» **Task**: Copy out all lines where "Anpassung" appears.

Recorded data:

»»

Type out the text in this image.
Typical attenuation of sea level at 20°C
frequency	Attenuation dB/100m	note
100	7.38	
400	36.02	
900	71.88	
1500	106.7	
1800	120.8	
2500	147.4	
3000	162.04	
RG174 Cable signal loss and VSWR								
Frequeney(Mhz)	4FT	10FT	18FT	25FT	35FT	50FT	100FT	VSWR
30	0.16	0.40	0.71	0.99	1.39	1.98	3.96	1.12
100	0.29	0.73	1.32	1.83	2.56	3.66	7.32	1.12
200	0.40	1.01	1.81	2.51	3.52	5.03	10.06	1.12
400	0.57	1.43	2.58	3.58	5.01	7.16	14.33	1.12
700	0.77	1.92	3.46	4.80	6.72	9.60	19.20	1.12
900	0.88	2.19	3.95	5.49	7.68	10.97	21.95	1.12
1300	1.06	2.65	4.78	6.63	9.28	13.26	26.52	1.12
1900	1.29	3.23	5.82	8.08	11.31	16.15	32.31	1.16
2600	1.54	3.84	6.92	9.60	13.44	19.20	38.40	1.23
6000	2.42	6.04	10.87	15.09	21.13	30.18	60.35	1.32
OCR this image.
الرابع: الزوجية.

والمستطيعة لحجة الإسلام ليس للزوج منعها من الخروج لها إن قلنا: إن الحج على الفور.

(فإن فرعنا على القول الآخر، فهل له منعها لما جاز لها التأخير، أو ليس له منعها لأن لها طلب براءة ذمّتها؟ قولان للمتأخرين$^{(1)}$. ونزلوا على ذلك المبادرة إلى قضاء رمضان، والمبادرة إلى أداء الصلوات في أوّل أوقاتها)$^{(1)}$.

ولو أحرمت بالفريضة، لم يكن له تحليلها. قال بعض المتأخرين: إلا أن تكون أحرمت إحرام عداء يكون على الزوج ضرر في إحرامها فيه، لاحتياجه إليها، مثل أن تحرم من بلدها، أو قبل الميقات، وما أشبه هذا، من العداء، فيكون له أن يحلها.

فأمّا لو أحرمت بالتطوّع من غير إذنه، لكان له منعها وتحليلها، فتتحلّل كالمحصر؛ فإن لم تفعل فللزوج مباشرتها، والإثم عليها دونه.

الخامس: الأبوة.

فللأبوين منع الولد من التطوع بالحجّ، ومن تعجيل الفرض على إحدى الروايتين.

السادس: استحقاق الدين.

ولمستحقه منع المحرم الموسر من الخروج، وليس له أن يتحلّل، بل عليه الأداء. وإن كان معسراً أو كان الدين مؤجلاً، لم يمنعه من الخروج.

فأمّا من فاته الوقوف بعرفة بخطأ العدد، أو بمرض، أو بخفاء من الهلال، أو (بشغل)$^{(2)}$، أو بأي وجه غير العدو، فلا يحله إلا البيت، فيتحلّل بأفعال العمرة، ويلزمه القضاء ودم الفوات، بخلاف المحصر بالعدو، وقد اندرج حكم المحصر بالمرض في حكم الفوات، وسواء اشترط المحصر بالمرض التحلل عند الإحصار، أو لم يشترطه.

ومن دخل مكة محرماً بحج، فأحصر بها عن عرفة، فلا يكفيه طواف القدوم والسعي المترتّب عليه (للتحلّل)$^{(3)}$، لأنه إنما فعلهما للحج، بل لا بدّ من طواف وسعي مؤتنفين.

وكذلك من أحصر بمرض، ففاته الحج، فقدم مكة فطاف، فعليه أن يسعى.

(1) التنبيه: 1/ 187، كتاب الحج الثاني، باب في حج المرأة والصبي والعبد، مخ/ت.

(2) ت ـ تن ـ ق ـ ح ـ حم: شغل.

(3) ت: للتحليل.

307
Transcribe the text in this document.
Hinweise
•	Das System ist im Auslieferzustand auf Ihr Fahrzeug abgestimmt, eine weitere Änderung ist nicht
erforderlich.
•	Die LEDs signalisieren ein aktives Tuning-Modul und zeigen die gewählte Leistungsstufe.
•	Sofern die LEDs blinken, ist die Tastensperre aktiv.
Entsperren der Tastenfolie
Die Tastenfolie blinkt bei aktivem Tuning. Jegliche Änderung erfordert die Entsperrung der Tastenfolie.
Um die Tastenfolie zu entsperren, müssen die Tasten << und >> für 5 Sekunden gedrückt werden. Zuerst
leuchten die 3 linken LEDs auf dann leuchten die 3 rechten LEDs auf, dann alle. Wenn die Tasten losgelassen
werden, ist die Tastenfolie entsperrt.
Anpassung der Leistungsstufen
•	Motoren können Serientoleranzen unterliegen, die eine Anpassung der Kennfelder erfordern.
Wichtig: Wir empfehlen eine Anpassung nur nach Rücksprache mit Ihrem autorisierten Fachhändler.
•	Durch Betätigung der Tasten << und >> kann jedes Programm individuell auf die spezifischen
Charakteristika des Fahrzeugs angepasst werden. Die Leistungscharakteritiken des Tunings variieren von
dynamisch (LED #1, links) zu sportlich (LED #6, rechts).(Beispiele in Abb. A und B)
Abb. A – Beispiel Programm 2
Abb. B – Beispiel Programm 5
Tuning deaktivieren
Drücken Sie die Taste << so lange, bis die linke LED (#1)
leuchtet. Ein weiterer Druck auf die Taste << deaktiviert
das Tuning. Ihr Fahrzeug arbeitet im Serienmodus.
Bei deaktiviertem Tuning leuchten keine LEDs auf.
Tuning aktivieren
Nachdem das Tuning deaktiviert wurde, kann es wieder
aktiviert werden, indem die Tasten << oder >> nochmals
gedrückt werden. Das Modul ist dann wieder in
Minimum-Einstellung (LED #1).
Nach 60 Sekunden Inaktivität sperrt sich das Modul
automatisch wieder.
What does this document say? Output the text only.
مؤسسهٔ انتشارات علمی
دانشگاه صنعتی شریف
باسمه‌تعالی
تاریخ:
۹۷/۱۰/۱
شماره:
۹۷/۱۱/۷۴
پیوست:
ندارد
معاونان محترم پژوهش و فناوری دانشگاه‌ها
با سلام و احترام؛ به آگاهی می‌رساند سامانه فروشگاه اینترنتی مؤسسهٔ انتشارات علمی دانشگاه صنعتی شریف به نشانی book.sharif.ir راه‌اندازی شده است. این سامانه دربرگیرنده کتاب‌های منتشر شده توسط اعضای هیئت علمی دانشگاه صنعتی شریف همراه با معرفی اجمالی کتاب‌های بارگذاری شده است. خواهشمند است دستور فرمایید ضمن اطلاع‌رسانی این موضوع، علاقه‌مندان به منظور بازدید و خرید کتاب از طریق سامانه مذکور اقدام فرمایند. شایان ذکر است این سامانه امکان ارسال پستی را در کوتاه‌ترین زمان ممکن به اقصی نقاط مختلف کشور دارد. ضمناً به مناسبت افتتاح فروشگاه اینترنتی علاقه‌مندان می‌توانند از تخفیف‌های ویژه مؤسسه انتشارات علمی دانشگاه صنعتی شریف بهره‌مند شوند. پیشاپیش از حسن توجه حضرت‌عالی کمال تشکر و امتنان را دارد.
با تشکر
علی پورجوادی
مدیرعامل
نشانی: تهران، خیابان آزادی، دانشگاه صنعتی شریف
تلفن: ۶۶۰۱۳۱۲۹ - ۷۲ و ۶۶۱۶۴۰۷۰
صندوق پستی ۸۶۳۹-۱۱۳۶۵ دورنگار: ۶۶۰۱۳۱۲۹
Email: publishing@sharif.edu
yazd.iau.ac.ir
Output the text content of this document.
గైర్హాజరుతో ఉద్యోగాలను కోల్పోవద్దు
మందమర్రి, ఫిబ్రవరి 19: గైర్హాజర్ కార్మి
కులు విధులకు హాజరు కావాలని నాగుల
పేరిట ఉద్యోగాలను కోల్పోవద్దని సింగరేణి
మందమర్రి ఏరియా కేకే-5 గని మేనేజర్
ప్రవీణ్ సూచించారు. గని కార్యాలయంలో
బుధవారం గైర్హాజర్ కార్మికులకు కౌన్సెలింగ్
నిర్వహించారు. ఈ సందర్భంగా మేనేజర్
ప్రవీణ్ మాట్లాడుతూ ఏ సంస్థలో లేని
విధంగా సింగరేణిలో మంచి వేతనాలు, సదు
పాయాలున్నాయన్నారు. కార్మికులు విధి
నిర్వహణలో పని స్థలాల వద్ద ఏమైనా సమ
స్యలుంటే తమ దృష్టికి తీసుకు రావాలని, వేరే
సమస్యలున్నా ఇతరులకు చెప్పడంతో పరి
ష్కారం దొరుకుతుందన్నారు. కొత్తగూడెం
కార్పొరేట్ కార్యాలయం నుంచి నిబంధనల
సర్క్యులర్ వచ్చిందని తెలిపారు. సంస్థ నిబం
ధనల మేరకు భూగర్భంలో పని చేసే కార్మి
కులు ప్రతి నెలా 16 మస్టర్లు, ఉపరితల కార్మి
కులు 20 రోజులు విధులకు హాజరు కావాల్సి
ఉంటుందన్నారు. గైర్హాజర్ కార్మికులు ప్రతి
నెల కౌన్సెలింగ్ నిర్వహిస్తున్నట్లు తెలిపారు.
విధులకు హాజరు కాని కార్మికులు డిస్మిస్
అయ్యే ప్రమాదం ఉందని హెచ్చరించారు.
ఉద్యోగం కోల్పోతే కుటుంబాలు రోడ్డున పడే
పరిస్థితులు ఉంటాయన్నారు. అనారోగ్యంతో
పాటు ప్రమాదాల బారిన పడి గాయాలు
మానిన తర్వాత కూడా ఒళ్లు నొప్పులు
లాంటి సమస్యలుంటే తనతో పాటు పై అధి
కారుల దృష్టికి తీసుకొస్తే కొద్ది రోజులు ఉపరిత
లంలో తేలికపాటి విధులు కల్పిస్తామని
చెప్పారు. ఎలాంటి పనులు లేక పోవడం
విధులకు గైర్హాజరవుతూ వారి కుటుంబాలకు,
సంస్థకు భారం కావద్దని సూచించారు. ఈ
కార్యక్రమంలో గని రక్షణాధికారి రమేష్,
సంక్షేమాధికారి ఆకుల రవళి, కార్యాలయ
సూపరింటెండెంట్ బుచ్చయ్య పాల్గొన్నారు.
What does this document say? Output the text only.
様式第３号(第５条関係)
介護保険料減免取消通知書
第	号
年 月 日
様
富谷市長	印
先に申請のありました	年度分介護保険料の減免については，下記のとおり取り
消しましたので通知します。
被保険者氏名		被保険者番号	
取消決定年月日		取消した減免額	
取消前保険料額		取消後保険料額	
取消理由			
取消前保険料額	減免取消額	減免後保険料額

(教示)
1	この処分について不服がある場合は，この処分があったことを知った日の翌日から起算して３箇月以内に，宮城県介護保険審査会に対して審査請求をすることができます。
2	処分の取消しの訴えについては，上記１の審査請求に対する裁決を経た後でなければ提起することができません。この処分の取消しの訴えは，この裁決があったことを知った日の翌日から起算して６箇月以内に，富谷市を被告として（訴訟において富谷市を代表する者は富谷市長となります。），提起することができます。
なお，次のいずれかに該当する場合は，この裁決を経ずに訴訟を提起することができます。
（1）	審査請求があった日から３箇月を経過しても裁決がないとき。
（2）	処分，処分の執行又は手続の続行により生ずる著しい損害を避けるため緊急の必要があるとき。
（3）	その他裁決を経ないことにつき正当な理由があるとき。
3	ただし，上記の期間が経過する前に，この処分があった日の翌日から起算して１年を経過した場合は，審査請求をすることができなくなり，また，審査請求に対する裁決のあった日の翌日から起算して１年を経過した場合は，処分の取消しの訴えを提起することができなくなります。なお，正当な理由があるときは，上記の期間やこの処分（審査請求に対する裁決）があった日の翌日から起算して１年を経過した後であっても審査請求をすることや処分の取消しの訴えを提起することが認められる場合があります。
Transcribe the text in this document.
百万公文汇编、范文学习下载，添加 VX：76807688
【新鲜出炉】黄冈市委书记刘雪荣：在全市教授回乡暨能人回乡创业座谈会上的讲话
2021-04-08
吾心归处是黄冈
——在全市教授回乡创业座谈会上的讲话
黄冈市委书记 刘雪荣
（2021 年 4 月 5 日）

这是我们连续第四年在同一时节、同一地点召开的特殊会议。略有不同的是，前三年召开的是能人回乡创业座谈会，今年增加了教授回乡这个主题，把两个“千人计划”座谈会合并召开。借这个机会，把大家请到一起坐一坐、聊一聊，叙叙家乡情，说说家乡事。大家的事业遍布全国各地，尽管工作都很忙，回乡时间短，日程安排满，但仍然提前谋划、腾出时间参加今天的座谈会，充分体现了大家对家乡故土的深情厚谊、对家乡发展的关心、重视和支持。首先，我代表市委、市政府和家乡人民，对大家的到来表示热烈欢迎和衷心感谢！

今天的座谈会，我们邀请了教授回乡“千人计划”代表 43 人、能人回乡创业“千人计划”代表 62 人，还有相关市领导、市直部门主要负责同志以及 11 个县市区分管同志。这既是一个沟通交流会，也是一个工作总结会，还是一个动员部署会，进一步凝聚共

««

» **Exercise solution**:
Anpassung der Leistungsstufen
•	Motoren können Serientoleranzen unterliegen, die eine Anpassung der Kennfelder erfordern.
Wichtig: Wir empfehlen eine Anpassung nur nach Rücksprache mit Ihrem autorisierten Fachhändler.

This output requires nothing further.